* [OBJECTIVE]
Exactly the lines from the line that has "Read out every word on this page." through the final line below are to be retyped, and the pictures are not.

* [RECORD SET]
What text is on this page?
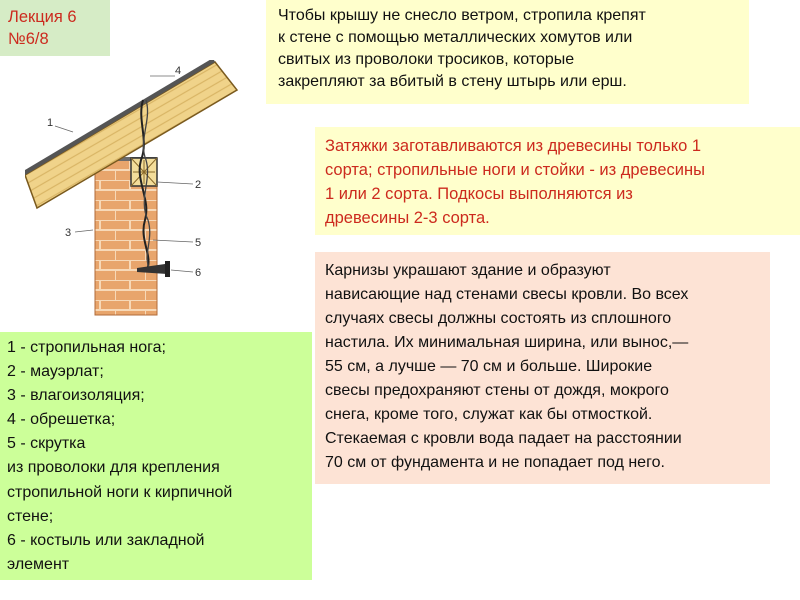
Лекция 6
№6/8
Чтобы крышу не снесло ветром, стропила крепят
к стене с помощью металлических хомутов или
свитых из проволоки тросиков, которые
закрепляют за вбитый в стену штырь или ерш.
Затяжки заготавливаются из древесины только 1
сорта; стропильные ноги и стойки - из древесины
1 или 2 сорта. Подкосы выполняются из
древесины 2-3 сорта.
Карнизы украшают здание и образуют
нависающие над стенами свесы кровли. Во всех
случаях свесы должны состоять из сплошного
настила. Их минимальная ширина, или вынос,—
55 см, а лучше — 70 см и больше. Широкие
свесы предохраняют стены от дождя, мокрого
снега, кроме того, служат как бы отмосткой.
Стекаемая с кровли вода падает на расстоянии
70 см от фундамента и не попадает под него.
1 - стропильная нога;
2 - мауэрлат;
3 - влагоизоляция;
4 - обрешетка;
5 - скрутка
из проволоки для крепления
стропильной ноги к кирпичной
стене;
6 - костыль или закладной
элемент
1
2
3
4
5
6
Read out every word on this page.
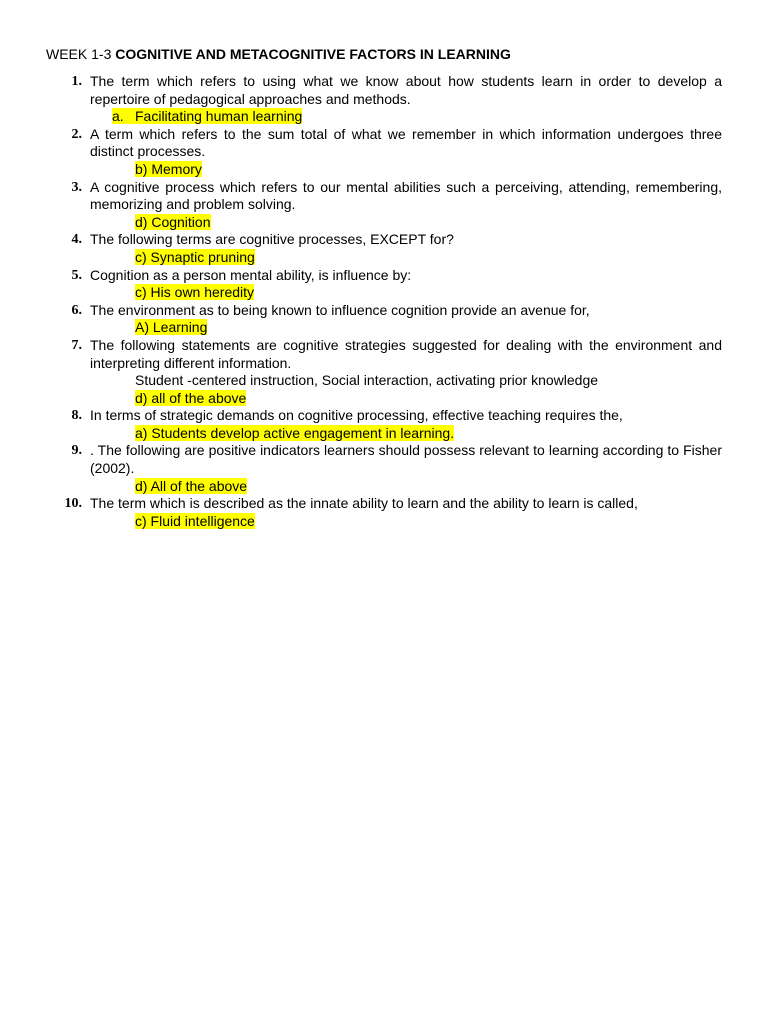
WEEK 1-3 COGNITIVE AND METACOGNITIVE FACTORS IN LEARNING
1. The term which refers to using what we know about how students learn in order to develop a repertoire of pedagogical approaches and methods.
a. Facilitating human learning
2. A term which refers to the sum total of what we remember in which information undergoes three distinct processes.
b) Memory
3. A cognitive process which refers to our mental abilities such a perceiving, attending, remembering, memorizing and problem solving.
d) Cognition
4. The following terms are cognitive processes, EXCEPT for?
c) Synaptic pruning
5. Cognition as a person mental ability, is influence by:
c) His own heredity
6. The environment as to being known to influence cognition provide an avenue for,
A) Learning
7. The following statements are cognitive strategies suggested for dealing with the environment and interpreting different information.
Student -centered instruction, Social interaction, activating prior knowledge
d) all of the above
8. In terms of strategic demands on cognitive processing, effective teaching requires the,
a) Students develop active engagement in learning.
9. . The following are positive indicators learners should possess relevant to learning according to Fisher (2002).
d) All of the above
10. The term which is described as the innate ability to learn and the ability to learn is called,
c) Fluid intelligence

* [ANSWER TO THIS PROBLEM]
Read out every word on this page.
WEEK 1-3 COGNITIVE AND METACOGNITIVE FACTORS IN LEARNING
1. The term which refers to using what we know about how students learn in order to develop a repertoire of pedagogical approaches and methods.
a. Facilitating human learning
2. A term which refers to the sum total of what we remember in which information undergoes three distinct processes.
b) Memory
3. A cognitive process which refers to our mental abilities such a perceiving, attending, remembering, memorizing and problem solving.
d) Cognition
4. The following terms are cognitive processes, EXCEPT for?
c) Synaptic pruning
5. Cognition as a person mental ability, is influence by:
c) His own heredity
6. The environment as to being known to influence cognition provide an avenue for,
A) Learning
7. The following statements are cognitive strategies suggested for dealing with the environment and interpreting different information.
Student -centered instruction, Social interaction, activating prior knowledge
d) all of the above
8. In terms of strategic demands on cognitive processing, effective teaching requires the,
a) Students develop active engagement in learning.
9. . The following are positive indicators learners should possess relevant to learning according to Fisher (2002).
d) All of the above
10. The term which is described as the innate ability to learn and the ability to learn is called,
c) Fluid intelligence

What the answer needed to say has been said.